Find and return each line containing "true".

-*-

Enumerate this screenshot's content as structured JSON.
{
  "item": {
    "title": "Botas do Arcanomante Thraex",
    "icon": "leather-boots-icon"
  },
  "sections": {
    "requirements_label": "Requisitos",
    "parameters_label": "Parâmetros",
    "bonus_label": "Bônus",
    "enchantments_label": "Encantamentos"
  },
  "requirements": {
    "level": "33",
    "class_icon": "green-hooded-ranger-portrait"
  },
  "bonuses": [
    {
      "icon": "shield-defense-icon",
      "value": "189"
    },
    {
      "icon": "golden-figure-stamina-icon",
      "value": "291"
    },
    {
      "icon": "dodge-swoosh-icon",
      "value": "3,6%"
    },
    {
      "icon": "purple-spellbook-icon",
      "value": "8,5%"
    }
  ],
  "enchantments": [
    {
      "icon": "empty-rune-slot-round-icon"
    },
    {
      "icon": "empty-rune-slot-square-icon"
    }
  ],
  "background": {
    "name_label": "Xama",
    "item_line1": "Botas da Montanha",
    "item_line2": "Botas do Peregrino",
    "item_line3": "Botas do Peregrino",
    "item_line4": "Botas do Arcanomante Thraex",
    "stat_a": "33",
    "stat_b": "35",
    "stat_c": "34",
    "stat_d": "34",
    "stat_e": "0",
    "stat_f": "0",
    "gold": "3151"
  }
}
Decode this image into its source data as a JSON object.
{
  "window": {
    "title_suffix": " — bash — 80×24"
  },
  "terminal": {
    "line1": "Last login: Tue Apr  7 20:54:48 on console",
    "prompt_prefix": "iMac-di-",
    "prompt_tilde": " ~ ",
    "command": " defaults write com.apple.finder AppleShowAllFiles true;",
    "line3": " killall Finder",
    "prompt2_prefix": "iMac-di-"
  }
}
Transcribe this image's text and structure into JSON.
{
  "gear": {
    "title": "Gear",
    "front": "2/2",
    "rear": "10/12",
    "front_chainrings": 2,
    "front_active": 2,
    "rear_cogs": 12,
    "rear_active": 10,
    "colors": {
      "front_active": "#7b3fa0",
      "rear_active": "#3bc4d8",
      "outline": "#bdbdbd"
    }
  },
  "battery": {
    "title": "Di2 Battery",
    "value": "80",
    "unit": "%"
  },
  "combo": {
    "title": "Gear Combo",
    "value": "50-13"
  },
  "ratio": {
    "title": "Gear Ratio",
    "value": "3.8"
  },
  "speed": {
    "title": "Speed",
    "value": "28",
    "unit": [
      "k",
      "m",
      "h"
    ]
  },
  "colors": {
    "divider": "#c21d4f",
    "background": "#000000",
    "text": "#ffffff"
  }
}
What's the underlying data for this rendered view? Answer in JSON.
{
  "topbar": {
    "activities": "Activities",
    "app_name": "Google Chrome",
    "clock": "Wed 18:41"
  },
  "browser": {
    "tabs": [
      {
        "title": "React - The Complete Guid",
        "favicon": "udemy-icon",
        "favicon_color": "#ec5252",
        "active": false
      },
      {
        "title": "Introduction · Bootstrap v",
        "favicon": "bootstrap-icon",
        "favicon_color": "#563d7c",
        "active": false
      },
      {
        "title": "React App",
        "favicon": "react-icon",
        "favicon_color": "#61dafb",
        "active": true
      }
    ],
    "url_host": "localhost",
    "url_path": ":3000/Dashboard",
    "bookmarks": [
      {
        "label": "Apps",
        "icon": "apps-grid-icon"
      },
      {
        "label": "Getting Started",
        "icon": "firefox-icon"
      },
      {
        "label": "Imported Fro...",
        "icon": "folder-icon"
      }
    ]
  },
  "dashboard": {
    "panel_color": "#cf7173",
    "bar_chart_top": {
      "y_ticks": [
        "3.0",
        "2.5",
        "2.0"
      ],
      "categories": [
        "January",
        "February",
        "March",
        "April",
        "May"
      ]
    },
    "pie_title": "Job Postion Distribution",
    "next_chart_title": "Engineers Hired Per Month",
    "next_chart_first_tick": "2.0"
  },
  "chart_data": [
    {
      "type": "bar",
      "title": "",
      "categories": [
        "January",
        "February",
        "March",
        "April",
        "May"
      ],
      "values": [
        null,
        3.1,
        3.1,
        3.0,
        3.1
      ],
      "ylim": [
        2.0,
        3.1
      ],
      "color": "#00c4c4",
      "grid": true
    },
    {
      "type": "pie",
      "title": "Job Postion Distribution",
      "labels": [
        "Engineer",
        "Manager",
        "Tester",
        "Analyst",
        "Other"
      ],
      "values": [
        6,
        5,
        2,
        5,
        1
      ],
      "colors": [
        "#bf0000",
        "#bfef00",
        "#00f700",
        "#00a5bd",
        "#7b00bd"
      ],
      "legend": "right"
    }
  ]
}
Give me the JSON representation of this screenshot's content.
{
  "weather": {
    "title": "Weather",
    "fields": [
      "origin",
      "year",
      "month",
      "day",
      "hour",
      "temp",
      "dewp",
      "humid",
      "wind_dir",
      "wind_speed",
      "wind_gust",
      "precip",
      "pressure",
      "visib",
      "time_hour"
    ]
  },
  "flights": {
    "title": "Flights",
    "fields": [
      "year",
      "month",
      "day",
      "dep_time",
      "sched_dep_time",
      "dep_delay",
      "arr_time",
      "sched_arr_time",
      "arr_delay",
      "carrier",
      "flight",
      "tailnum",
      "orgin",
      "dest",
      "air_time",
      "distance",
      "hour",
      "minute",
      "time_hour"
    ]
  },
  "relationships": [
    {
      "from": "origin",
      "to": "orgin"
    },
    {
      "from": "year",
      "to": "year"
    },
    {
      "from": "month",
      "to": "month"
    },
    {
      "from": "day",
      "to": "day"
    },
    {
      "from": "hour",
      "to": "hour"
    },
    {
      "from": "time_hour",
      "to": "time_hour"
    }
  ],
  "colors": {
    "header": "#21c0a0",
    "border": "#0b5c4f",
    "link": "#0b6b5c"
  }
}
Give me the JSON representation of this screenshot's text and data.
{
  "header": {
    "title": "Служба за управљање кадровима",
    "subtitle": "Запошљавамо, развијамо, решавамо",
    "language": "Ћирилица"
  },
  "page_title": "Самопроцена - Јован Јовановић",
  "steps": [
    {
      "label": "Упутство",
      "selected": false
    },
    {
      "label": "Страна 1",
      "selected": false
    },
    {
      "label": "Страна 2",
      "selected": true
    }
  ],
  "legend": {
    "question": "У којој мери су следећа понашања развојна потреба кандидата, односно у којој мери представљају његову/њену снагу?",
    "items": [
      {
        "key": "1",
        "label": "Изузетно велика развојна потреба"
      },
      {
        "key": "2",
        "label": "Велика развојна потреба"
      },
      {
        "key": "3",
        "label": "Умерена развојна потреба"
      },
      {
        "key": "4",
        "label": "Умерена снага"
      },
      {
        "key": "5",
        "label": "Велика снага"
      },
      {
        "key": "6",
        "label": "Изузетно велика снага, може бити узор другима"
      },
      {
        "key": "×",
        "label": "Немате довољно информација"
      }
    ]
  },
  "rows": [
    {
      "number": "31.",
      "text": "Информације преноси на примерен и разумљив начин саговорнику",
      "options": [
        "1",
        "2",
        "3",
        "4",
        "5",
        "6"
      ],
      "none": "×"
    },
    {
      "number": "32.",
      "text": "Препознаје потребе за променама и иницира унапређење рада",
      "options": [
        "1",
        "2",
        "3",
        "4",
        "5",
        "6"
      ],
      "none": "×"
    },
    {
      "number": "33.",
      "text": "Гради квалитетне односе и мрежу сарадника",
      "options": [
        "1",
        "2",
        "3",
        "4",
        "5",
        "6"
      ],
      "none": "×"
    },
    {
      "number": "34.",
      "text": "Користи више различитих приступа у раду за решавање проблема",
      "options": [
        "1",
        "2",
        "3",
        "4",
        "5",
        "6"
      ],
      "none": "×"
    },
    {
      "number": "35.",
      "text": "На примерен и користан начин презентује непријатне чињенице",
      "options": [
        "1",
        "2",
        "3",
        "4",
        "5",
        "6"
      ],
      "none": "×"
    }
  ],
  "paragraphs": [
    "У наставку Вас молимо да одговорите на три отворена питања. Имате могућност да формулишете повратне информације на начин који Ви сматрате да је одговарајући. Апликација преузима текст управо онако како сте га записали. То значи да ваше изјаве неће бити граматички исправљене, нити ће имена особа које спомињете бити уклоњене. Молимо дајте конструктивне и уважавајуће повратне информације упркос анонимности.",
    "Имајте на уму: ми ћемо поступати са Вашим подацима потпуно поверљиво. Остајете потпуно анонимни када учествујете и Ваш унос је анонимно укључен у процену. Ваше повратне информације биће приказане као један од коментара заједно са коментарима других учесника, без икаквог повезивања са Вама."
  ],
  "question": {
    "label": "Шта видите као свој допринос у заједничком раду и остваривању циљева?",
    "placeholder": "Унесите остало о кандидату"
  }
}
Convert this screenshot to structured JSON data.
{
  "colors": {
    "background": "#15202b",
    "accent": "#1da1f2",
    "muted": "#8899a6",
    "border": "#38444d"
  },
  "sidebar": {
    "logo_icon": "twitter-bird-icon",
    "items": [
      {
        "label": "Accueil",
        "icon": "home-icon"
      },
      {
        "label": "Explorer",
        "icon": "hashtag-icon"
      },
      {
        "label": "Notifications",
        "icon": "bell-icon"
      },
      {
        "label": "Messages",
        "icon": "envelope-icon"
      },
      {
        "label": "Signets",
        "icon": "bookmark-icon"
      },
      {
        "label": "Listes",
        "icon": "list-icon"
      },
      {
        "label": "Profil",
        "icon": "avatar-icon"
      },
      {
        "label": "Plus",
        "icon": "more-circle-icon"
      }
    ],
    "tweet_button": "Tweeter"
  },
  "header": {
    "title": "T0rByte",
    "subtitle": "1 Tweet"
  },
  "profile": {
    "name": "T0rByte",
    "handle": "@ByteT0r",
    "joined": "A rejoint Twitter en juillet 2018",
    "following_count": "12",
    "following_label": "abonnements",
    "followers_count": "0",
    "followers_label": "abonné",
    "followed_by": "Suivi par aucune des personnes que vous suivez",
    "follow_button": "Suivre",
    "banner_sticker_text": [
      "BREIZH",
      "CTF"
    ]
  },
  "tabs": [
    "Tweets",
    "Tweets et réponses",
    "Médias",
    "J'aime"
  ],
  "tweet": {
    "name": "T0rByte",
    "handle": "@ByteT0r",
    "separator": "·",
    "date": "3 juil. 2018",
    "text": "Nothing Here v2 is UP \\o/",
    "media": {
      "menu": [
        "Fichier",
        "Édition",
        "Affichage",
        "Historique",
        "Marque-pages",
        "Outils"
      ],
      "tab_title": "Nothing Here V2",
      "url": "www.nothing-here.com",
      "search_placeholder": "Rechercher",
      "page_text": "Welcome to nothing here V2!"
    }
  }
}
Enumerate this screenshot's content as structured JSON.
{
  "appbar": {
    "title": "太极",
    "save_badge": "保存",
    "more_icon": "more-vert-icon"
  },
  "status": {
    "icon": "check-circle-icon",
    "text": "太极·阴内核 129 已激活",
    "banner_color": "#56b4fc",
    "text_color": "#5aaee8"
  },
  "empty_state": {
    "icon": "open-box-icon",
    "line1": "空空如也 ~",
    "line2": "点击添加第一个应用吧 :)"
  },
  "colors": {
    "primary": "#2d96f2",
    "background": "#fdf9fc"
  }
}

-*-

#### [REPLY]
    "command": " defaults write com.apple.finder AppleShowAllFiles true;",
        "active": true
      "grid": true
      "selected": true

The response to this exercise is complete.